• **Listing**:
####

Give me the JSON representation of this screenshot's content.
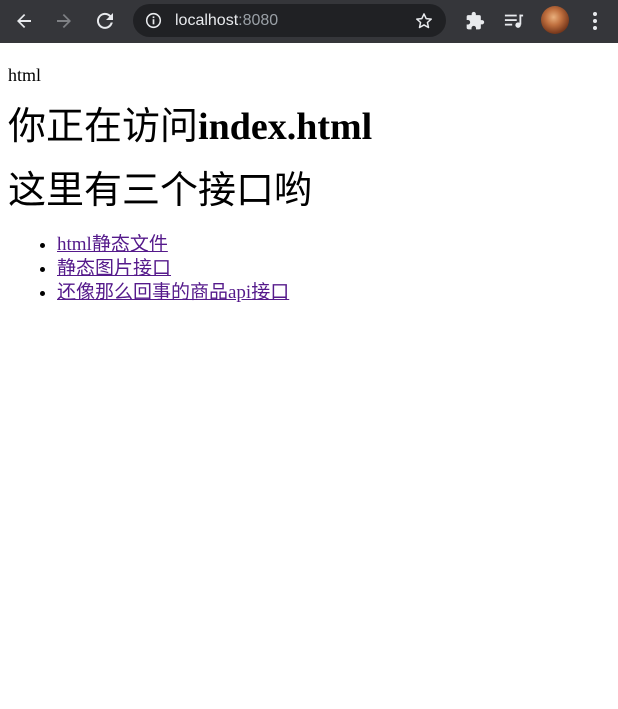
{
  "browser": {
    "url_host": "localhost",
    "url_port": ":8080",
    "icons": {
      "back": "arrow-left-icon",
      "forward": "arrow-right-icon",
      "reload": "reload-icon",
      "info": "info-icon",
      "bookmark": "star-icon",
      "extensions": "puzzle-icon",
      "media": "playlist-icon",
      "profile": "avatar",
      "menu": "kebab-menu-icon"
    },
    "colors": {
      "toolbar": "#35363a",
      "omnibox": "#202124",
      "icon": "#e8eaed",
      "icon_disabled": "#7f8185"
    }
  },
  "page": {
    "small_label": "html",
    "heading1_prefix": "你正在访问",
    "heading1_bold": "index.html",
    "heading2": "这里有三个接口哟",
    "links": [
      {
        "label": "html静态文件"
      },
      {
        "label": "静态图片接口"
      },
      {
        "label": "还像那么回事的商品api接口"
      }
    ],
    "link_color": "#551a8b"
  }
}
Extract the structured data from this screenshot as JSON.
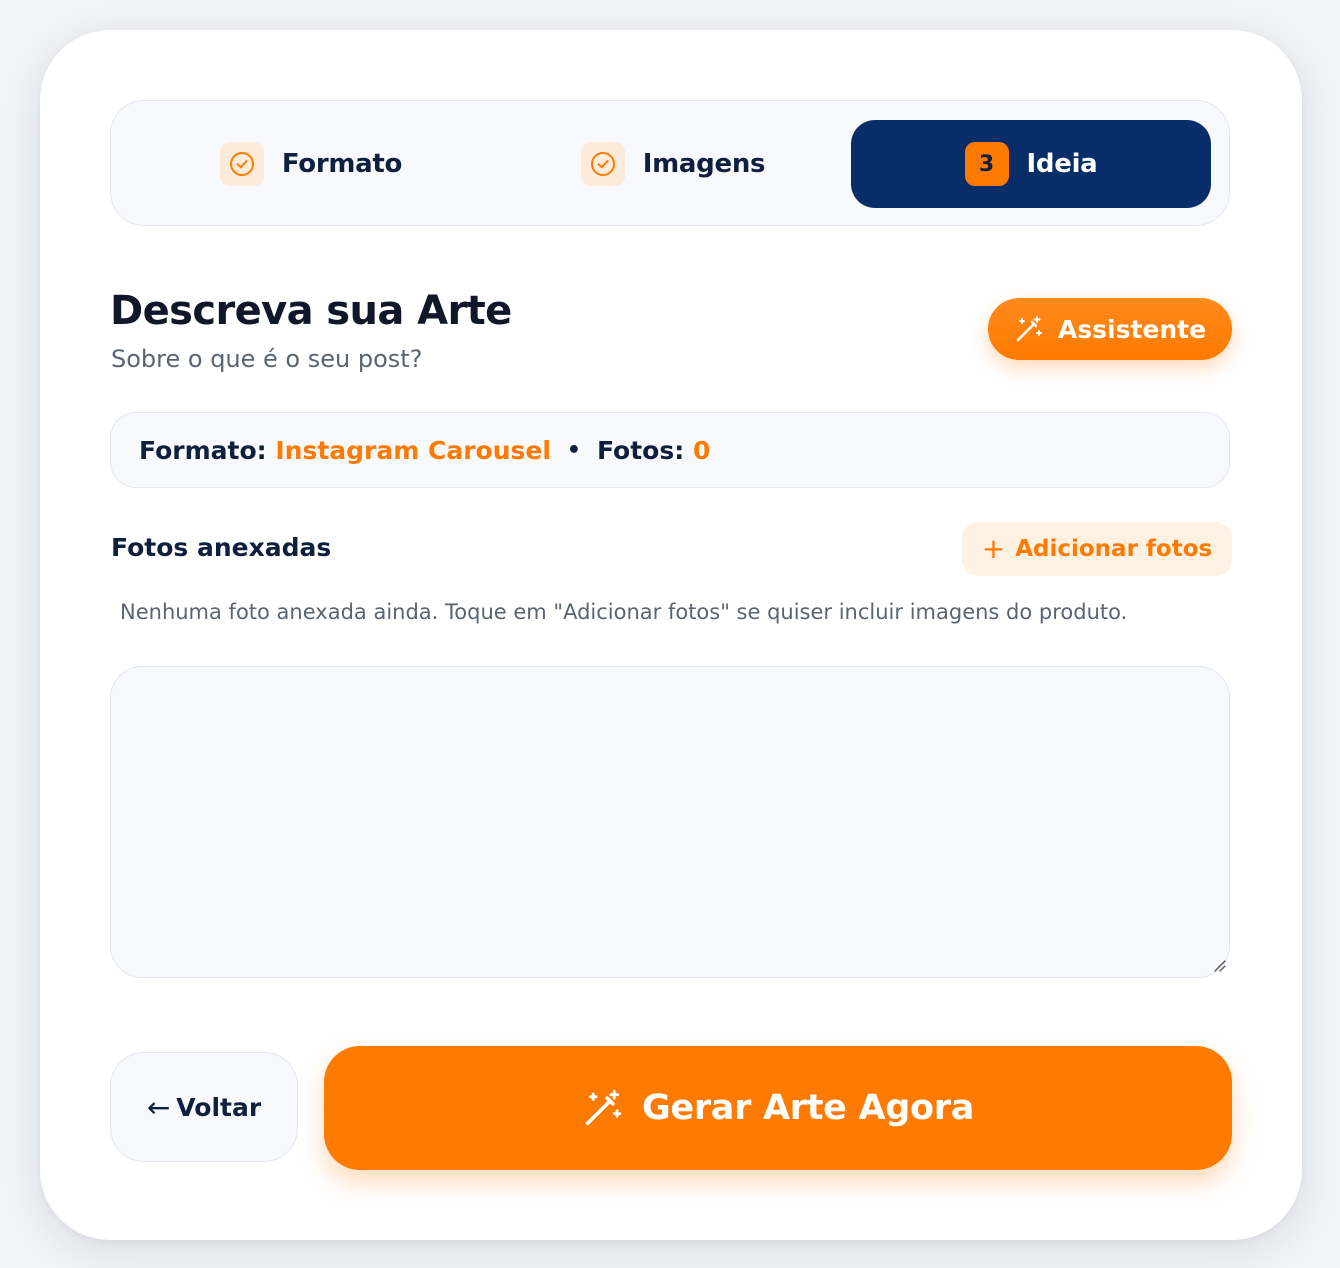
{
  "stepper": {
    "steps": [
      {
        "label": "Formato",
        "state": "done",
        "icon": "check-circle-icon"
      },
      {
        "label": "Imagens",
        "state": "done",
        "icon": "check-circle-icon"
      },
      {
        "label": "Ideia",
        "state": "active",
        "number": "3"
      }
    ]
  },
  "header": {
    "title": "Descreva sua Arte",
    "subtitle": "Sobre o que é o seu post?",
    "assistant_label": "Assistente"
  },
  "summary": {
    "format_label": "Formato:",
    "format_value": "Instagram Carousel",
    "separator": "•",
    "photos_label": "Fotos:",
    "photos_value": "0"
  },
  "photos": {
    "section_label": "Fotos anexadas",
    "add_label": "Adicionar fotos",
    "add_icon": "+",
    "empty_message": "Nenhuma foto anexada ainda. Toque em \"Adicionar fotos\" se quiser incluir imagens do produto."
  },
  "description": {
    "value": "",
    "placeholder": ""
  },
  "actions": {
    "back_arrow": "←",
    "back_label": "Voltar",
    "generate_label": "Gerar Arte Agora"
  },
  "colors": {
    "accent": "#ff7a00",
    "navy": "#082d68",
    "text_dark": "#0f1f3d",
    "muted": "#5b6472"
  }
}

####

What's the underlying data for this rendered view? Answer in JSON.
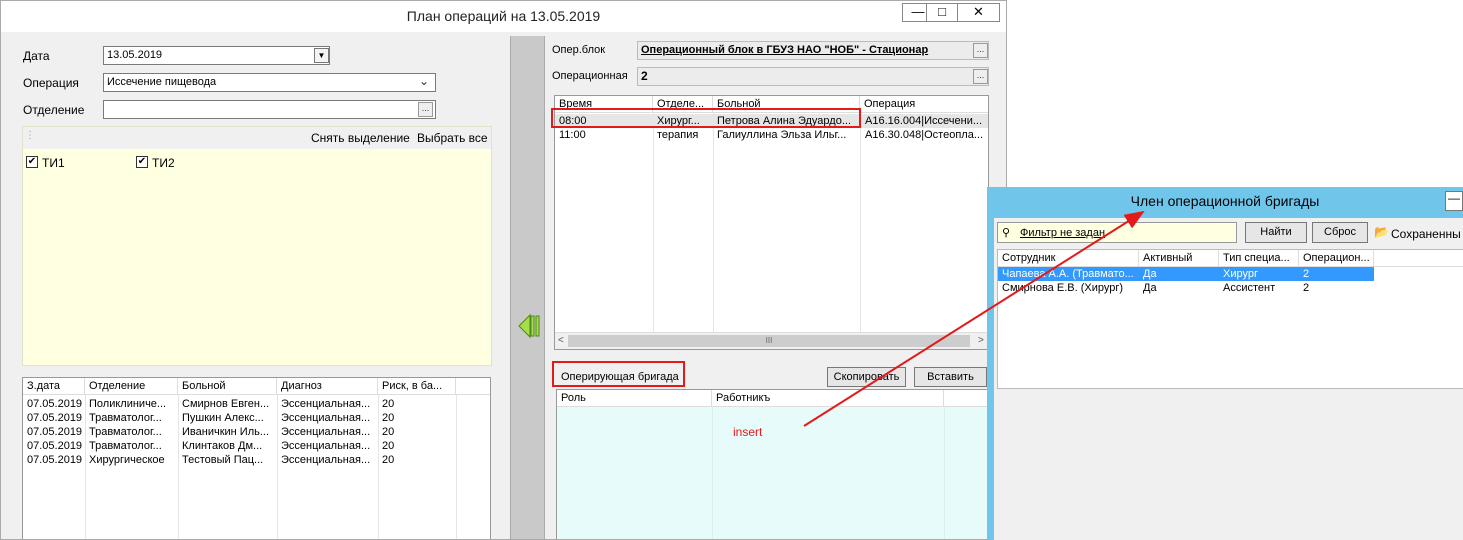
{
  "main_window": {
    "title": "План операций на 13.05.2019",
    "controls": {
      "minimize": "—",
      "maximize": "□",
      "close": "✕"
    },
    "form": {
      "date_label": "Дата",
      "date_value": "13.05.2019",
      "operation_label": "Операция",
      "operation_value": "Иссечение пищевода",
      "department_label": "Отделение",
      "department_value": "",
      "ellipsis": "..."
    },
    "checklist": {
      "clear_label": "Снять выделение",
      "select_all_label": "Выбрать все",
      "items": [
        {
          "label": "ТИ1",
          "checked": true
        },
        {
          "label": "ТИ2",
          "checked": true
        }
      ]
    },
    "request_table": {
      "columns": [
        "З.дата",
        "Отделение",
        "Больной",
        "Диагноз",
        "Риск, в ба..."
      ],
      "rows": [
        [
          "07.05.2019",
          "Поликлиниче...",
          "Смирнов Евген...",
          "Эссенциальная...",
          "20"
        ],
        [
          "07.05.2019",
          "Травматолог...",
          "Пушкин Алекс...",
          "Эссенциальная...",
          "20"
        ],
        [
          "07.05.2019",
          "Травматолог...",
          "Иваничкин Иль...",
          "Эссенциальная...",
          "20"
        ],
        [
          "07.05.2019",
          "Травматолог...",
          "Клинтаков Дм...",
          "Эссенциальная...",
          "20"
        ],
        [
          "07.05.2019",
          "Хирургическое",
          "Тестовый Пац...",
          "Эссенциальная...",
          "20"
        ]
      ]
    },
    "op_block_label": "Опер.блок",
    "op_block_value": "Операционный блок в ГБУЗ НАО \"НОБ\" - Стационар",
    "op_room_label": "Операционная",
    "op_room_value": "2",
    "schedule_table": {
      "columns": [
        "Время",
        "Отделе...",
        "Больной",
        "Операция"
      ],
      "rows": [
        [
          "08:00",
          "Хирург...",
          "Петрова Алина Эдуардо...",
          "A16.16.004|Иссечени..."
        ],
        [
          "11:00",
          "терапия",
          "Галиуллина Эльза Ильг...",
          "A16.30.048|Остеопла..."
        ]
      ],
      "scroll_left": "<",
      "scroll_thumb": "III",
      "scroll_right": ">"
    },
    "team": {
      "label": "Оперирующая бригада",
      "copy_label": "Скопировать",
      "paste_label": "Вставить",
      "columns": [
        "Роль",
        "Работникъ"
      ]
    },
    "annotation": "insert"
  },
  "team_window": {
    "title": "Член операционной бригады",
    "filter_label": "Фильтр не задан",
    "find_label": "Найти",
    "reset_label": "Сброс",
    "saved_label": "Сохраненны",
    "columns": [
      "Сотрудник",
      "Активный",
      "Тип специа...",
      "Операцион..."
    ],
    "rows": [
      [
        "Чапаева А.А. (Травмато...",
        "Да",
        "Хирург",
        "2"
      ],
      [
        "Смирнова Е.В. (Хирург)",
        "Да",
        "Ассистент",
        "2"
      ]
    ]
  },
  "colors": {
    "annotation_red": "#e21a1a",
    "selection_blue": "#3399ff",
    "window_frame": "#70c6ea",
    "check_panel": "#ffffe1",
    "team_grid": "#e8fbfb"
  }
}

####

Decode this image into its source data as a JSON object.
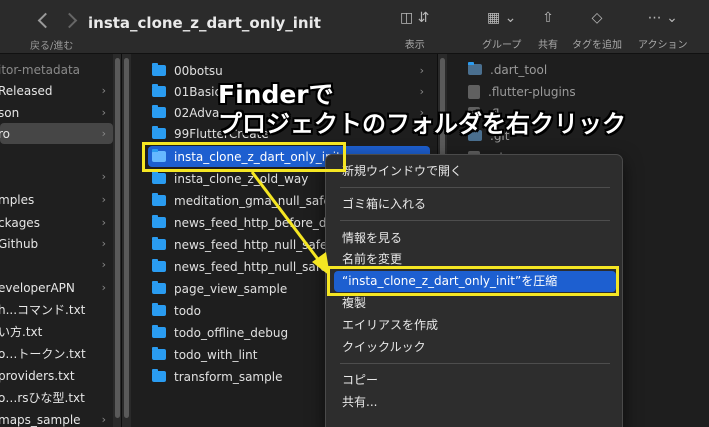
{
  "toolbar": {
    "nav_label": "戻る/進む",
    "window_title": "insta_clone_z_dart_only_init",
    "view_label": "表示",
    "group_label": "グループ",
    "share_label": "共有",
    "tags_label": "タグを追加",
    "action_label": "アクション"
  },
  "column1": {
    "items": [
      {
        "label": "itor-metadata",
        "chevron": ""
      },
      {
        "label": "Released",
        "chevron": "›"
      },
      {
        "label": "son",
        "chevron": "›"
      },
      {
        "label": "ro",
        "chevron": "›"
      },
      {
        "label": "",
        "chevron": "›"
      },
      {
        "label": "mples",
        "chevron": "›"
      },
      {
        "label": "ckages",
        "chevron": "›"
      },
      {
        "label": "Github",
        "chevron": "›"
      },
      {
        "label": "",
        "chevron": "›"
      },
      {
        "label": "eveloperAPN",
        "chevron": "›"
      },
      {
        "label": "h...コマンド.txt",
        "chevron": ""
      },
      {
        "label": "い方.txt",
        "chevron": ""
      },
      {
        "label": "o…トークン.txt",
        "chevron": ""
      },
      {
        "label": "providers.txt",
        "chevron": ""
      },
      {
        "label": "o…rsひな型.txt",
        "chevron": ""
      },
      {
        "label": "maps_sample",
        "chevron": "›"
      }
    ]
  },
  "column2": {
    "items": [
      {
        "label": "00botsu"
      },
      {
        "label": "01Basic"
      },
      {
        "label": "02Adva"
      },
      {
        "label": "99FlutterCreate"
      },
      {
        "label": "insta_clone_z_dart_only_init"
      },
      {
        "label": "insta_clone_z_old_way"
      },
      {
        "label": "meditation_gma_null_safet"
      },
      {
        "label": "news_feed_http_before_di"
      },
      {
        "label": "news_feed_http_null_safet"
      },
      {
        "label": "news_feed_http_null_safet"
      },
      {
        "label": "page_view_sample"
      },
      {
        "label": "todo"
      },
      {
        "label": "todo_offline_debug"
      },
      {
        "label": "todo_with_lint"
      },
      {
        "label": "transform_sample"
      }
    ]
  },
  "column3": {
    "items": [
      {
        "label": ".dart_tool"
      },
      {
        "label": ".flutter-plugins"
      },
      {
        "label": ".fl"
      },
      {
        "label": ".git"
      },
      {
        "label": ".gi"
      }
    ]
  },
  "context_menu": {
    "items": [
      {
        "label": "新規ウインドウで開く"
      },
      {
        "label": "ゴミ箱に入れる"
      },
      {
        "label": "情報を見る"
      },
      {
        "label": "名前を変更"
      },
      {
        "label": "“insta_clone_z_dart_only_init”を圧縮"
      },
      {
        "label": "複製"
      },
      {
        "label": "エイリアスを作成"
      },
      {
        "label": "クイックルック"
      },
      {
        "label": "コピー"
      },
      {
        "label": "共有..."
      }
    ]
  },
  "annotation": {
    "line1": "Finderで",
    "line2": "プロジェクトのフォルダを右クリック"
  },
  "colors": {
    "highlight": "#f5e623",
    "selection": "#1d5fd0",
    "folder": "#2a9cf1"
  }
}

####

• **Stated exercise**:
Respond with the number of lines containing "Formato" and no additional words.

• **Full output**:
2